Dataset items
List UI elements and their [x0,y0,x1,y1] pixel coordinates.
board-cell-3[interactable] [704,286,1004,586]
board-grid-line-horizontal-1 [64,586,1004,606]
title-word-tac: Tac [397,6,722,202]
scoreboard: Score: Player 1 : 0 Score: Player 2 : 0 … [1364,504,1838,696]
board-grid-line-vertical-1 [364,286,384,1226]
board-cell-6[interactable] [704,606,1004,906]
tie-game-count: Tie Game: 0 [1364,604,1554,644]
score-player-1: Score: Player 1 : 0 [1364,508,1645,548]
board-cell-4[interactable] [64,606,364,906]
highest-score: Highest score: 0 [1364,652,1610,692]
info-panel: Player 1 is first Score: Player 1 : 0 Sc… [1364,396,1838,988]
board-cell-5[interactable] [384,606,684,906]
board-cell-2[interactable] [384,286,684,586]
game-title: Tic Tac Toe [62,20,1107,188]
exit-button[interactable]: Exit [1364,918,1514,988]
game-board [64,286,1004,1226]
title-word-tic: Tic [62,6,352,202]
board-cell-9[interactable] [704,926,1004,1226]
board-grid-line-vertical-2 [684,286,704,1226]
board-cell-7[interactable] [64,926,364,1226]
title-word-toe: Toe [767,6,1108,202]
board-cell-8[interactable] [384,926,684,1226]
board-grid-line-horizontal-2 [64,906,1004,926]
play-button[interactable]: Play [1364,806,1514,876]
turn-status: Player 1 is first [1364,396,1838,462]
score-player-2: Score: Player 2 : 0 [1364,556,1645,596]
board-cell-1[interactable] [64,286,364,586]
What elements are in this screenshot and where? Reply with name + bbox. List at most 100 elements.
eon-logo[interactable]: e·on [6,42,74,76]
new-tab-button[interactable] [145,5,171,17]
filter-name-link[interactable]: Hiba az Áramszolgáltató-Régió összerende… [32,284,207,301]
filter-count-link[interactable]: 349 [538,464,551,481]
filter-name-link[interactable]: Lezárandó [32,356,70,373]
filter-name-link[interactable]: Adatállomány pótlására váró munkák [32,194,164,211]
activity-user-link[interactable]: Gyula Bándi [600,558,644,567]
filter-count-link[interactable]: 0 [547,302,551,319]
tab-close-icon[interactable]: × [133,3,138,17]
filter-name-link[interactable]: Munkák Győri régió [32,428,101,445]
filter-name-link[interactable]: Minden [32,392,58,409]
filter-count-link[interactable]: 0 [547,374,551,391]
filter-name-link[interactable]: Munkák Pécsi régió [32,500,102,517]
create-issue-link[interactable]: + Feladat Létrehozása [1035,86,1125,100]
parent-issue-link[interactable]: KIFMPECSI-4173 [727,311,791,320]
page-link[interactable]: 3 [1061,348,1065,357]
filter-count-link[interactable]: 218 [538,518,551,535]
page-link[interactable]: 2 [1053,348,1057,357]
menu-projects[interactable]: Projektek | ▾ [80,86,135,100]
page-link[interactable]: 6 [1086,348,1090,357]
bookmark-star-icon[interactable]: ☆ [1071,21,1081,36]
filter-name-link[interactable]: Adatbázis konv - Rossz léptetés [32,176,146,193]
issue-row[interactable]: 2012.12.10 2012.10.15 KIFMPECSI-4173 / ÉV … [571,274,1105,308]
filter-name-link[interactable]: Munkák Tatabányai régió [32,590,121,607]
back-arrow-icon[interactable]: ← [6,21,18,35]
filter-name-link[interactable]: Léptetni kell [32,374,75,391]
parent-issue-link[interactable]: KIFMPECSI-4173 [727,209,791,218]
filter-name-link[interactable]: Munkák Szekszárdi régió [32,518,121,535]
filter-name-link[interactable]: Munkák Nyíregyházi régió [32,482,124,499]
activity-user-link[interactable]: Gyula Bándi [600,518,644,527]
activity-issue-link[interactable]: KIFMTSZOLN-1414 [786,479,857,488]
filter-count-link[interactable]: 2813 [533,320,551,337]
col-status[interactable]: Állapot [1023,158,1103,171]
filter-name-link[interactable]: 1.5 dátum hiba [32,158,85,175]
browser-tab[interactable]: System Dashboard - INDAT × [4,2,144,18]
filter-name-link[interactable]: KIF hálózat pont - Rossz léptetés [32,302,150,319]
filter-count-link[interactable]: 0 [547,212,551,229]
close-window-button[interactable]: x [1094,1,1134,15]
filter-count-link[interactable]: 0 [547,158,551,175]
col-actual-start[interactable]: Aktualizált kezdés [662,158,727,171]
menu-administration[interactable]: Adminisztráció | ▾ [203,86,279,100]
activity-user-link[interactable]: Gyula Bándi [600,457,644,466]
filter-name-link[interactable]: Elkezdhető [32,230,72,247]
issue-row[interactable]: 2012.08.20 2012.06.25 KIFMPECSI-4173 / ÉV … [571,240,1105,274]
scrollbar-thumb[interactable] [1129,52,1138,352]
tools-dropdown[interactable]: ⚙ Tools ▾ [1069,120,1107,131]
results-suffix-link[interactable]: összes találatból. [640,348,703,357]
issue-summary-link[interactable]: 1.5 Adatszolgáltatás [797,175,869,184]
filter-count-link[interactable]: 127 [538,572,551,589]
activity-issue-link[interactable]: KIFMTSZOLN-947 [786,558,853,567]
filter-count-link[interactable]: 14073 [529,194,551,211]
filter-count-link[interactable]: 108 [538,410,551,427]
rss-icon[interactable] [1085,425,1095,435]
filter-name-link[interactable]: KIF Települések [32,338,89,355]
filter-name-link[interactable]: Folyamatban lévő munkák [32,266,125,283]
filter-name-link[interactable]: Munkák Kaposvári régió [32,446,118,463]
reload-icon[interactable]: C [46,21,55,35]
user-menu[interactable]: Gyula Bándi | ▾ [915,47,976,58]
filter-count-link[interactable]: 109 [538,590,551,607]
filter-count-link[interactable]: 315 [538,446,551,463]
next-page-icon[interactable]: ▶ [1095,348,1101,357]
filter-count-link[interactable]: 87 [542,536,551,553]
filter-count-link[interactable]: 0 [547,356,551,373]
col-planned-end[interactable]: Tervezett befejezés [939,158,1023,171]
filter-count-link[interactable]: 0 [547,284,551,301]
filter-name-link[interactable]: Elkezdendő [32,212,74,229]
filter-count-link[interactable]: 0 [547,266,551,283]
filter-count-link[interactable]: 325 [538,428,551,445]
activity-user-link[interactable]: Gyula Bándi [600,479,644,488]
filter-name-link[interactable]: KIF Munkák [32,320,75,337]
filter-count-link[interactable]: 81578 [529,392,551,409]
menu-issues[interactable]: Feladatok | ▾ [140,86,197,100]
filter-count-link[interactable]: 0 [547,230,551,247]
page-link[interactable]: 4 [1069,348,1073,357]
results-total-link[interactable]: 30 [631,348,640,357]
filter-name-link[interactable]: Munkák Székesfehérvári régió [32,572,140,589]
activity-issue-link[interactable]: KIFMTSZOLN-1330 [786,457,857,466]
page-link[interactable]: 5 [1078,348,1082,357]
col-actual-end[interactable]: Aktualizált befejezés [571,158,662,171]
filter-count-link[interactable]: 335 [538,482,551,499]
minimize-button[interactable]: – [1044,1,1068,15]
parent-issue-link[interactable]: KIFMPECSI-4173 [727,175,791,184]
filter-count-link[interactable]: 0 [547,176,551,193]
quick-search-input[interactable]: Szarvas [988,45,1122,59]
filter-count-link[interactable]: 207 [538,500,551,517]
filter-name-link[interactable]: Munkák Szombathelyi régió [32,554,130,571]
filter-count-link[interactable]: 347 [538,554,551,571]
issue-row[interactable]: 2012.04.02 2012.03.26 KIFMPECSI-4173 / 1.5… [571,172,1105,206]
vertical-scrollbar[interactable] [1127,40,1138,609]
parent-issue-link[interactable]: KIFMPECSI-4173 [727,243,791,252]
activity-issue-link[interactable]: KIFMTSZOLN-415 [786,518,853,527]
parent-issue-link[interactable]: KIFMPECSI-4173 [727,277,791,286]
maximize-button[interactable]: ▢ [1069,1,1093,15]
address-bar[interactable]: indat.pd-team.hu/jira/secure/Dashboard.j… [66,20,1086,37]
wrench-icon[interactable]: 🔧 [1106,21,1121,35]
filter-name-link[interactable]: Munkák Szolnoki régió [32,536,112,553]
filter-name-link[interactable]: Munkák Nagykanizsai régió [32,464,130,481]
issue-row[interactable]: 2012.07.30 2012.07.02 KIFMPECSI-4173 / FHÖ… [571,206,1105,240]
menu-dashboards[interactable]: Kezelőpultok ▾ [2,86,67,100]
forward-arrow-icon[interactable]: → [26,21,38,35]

## Goal of the exercise
Copy the rows from the start through the line containing "title-word-toe: Toe [767,6,1108,202]", renaming every "interactable" to "clickable" and leaving everything else as it is.

## Worked solution
List UI elements and their [x0,y0,x1,y1] pixel coordinates.
board-cell-3[clickable] [704,286,1004,586]
board-grid-line-horizontal-1 [64,586,1004,606]
title-word-tac: Tac [397,6,722,202]
scoreboard: Score: Player 1 : 0 Score: Player 2 : 0 … [1364,504,1838,696]
board-grid-line-vertical-1 [364,286,384,1226]
board-cell-6[clickable] [704,606,1004,906]
tie-game-count: Tie Game: 0 [1364,604,1554,644]
score-player-1: Score: Player 1 : 0 [1364,508,1645,548]
board-cell-4[clickable] [64,606,364,906]
highest-score: Highest score: 0 [1364,652,1610,692]
info-panel: Player 1 is first Score: Player 1 : 0 Sc… [1364,396,1838,988]
board-cell-5[clickable] [384,606,684,906]
board-cell-2[clickable] [384,286,684,586]
game-title: Tic Tac Toe [62,20,1107,188]
exit-button[clickable]: Exit [1364,918,1514,988]
game-board [64,286,1004,1226]
title-word-tic: Tic [62,6,352,202]
board-cell-9[clickable] [704,926,1004,1226]
board-grid-line-vertical-2 [684,286,704,1226]
board-cell-7[clickable] [64,926,364,1226]
title-word-toe: Toe [767,6,1108,202]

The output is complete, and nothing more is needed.